▶ _Dataset listings of figures_

○ ○ ○

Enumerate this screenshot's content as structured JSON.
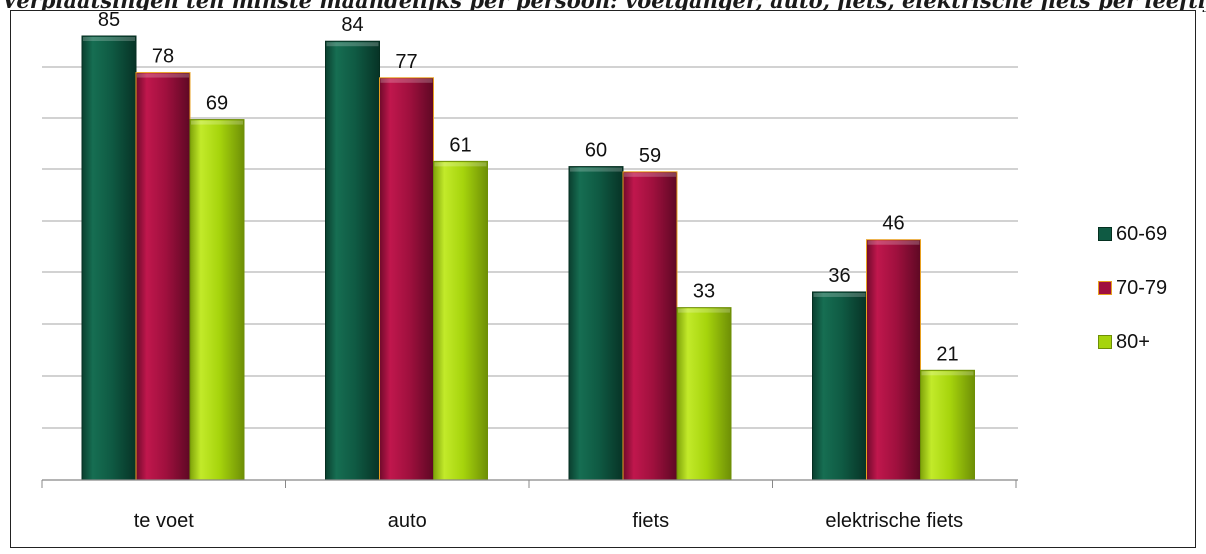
{
  "title": "Verplaatsingen ten minste maandelijks per persoon: voetganger, auto, fiets, elektrische fiets per leeftijdscategorie (%)",
  "chart_data": {
    "type": "bar",
    "title": "Verplaatsingen ten minste maandelijks per persoon: voetganger, auto, fiets, elektrische fiets per leeftijdscategorie (%)",
    "categories": [
      "te voet",
      "auto",
      "fiets",
      "elektrische fiets"
    ],
    "series": [
      {
        "name": "60-69",
        "values": [
          85,
          84,
          60,
          36
        ],
        "color": "#0f5a43"
      },
      {
        "name": "70-79",
        "values": [
          78,
          77,
          59,
          46
        ],
        "color": "#a0103e"
      },
      {
        "name": "80+",
        "values": [
          69,
          61,
          33,
          21
        ],
        "color": "#a6d40c"
      }
    ],
    "ylim": [
      0,
      85
    ],
    "grid": true,
    "legend": "right",
    "xlabel": "",
    "ylabel": ""
  }
}
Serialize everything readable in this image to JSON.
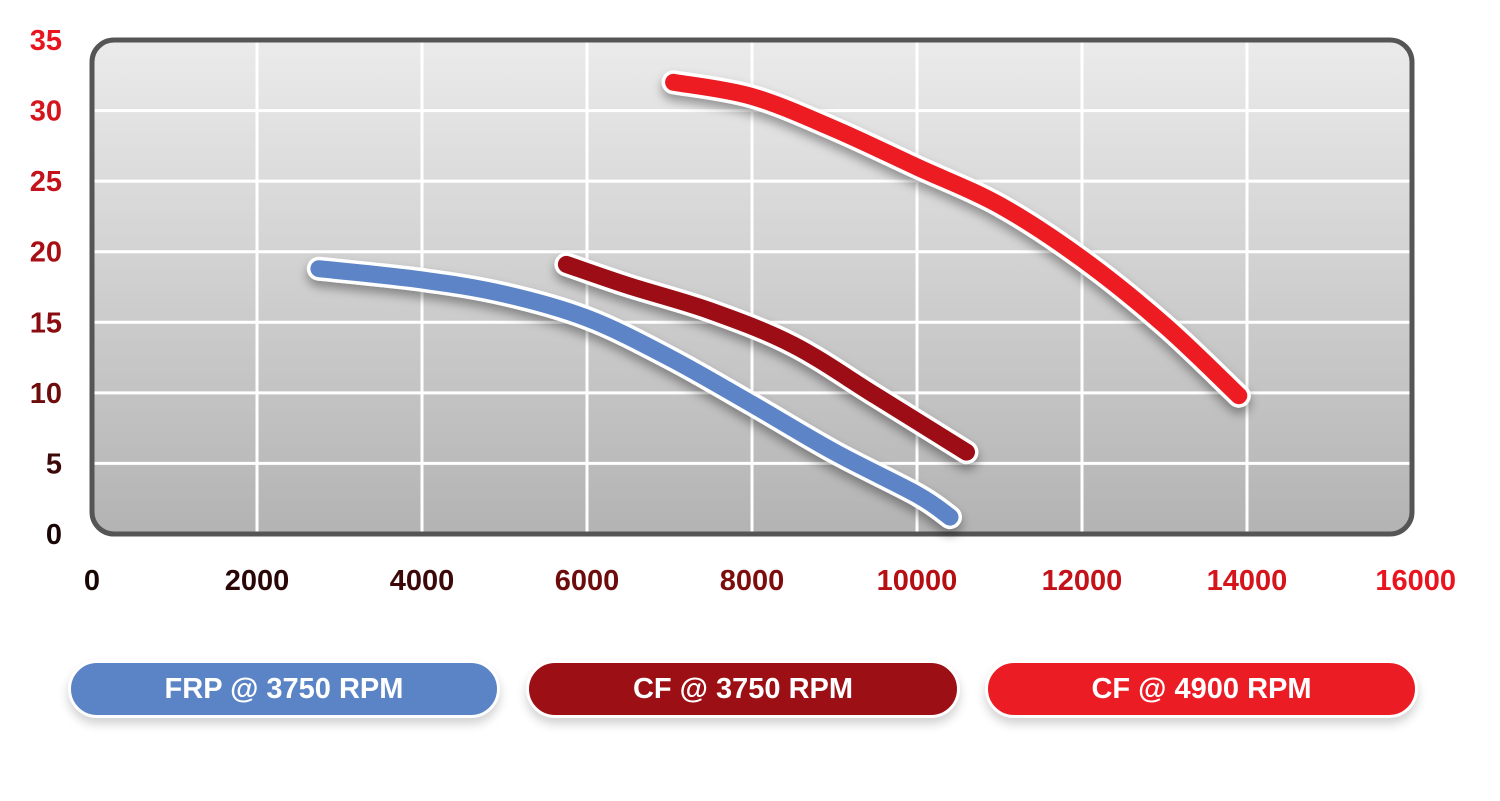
{
  "chart_data": {
    "type": "line",
    "title": "",
    "xlabel": "",
    "ylabel": "",
    "xlim": [
      0,
      16000
    ],
    "ylim": [
      0,
      35
    ],
    "grid": true,
    "legend_position": "bottom",
    "x_ticks": [
      "0",
      "2000",
      "4000",
      "6000",
      "8000",
      "10000",
      "12000",
      "14000",
      "16000"
    ],
    "y_ticks": [
      "0",
      "5",
      "10",
      "15",
      "20",
      "25",
      "30",
      "35"
    ],
    "x_tick_colors": [
      "#1a0505",
      "#2a0606",
      "#3d0808",
      "#6e0b0b",
      "#7d0d0d",
      "#b50f14",
      "#c4121a",
      "#d5141c",
      "#e8141f"
    ],
    "y_tick_colors": [
      "#1a0505",
      "#3d0808",
      "#6e0b0b",
      "#8a0c10",
      "#a80f14",
      "#c4121a",
      "#d5141c",
      "#e8141f"
    ],
    "series": [
      {
        "name": "FRP @ 3750 RPM",
        "color": "#5b84c6",
        "x": [
          2750,
          4000,
          5000,
          6000,
          7000,
          8000,
          9000,
          10000,
          10400
        ],
        "y": [
          18.8,
          18.0,
          17.0,
          15.3,
          12.5,
          9.2,
          5.8,
          2.8,
          1.2
        ]
      },
      {
        "name": "CF @ 3750 RPM",
        "color": "#9c0f14",
        "x": [
          5750,
          6500,
          7500,
          8500,
          9500,
          10600
        ],
        "y": [
          19.1,
          17.6,
          15.8,
          13.4,
          9.8,
          5.8
        ]
      },
      {
        "name": "CF @ 4900 RPM",
        "color": "#ec1c24",
        "x": [
          7050,
          8000,
          9000,
          10000,
          11000,
          12000,
          13000,
          13900
        ],
        "y": [
          32.0,
          31.0,
          28.7,
          26.0,
          23.3,
          19.5,
          14.8,
          9.8
        ]
      }
    ]
  }
}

○ ○ ○

Copy everything in the records above except the pictures, exactly as written.

Enumerate this screenshot's content as structured JSON.
{
  "title": "Verplaatsingen ten minste maandelijks per persoon: voetganger, auto, fiets, elektrische fiets per leeftijdscategorie (%)",
  "chart_data": {
    "type": "bar",
    "title": "Verplaatsingen ten minste maandelijks per persoon: voetganger, auto, fiets, elektrische fiets per leeftijdscategorie (%)",
    "categories": [
      "te voet",
      "auto",
      "fiets",
      "elektrische fiets"
    ],
    "series": [
      {
        "name": "60-69",
        "values": [
          85,
          84,
          60,
          36
        ],
        "color": "#0f5a43"
      },
      {
        "name": "70-79",
        "values": [
          78,
          77,
          59,
          46
        ],
        "color": "#a0103e"
      },
      {
        "name": "80+",
        "values": [
          69,
          61,
          33,
          21
        ],
        "color": "#a6d40c"
      }
    ],
    "ylim": [
      0,
      85
    ],
    "grid": true,
    "legend": "right",
    "xlabel": "",
    "ylabel": ""
  }
}
Serialize everything readable in this image to JSON.
{
  "chart_data": {
    "type": "line",
    "title": "",
    "xlabel": "",
    "ylabel": "",
    "xlim": [
      0,
      16000
    ],
    "ylim": [
      0,
      35
    ],
    "grid": true,
    "legend_position": "bottom",
    "x_ticks": [
      "0",
      "2000",
      "4000",
      "6000",
      "8000",
      "10000",
      "12000",
      "14000",
      "16000"
    ],
    "y_ticks": [
      "0",
      "5",
      "10",
      "15",
      "20",
      "25",
      "30",
      "35"
    ],
    "x_tick_colors": [
      "#1a0505",
      "#2a0606",
      "#3d0808",
      "#6e0b0b",
      "#7d0d0d",
      "#b50f14",
      "#c4121a",
      "#d5141c",
      "#e8141f"
    ],
    "y_tick_colors": [
      "#1a0505",
      "#3d0808",
      "#6e0b0b",
      "#8a0c10",
      "#a80f14",
      "#c4121a",
      "#d5141c",
      "#e8141f"
    ],
    "series": [
      {
        "name": "FRP @ 3750 RPM",
        "color": "#5b84c6",
        "x": [
          2750,
          4000,
          5000,
          6000,
          7000,
          8000,
          9000,
          10000,
          10400
        ],
        "y": [
          18.8,
          18.0,
          17.0,
          15.3,
          12.5,
          9.2,
          5.8,
          2.8,
          1.2
        ]
      },
      {
        "name": "CF @ 3750 RPM",
        "color": "#9c0f14",
        "x": [
          5750,
          6500,
          7500,
          8500,
          9500,
          10600
        ],
        "y": [
          19.1,
          17.6,
          15.8,
          13.4,
          9.8,
          5.8
        ]
      },
      {
        "name": "CF @ 4900 RPM",
        "color": "#ec1c24",
        "x": [
          7050,
          8000,
          9000,
          10000,
          11000,
          12000,
          13000,
          13900
        ],
        "y": [
          32.0,
          31.0,
          28.7,
          26.0,
          23.3,
          19.5,
          14.8,
          9.8
        ]
      }
    ]
  }
}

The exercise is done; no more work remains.